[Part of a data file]
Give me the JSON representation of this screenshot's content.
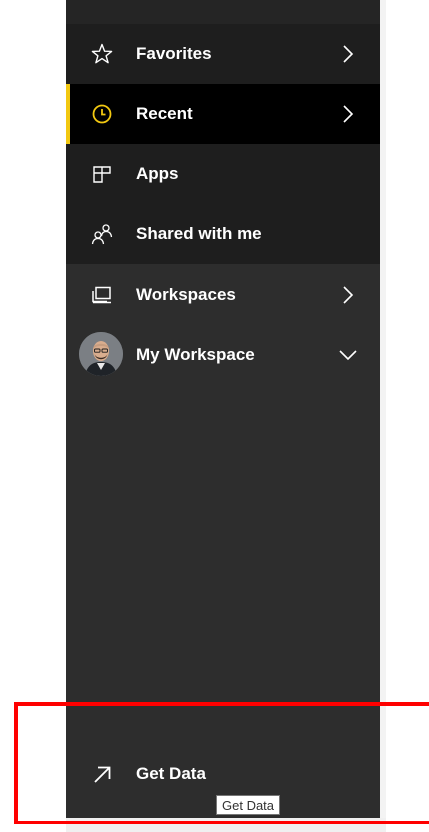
{
  "nav": {
    "items": [
      {
        "label": "Favorites",
        "icon": "star-icon",
        "has_chevron": true,
        "chevron": "right"
      },
      {
        "label": "Recent",
        "icon": "clock-icon",
        "has_chevron": true,
        "chevron": "right",
        "selected": true
      },
      {
        "label": "Apps",
        "icon": "apps-icon",
        "has_chevron": false
      },
      {
        "label": "Shared with me",
        "icon": "shared-people-icon",
        "has_chevron": false
      },
      {
        "label": "Workspaces",
        "icon": "workspaces-icon",
        "has_chevron": true,
        "chevron": "right"
      },
      {
        "label": "My Workspace",
        "icon": "user-avatar",
        "has_chevron": true,
        "chevron": "down"
      }
    ],
    "get_data": {
      "label": "Get Data",
      "icon": "arrow-up-right-icon"
    }
  },
  "tooltip": {
    "text": "Get Data"
  },
  "colors": {
    "nav_background": "#2d2d2d",
    "selected_background": "#000000",
    "selected_accent": "#f2c811",
    "annotation_red": "#ff0000"
  }
}
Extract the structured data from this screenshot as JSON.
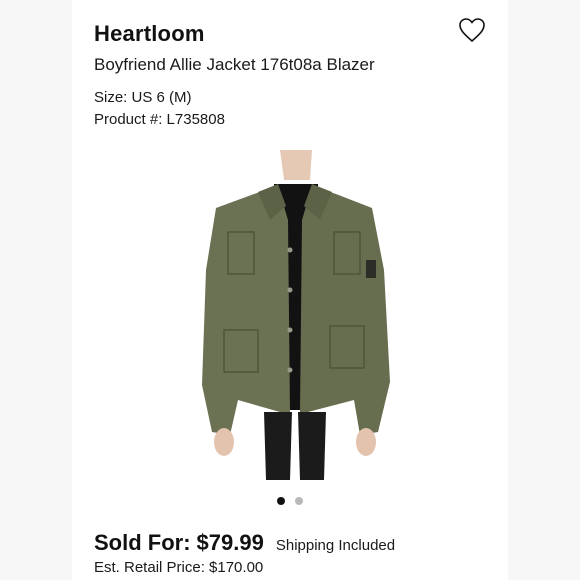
{
  "listing": {
    "brand": "Heartloom",
    "title": "Boyfriend Allie Jacket 176t08a Blazer",
    "size_label": "Size: US 6 (M)",
    "product_label": "Product #: L735808"
  },
  "icons": {
    "favorite": "heart-outline-icon"
  },
  "gallery": {
    "image": "olive green utility jacket worn over black top",
    "dot_count": 2,
    "active_index": 0
  },
  "pricing": {
    "sold_label": "Sold For:",
    "sold_price": "$79.99",
    "shipping": "Shipping Included",
    "retail": "Est. Retail Price: $170.00"
  },
  "colors": {
    "jacket": "#6b7253",
    "accent_text": "#111111"
  }
}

What is asked —
From the entries above, copy every line where the word "screenshot" shows up.

Output below —
Give me the JSON representation of this screenshot's content.
Extract the structured data from this screenshot as JSON.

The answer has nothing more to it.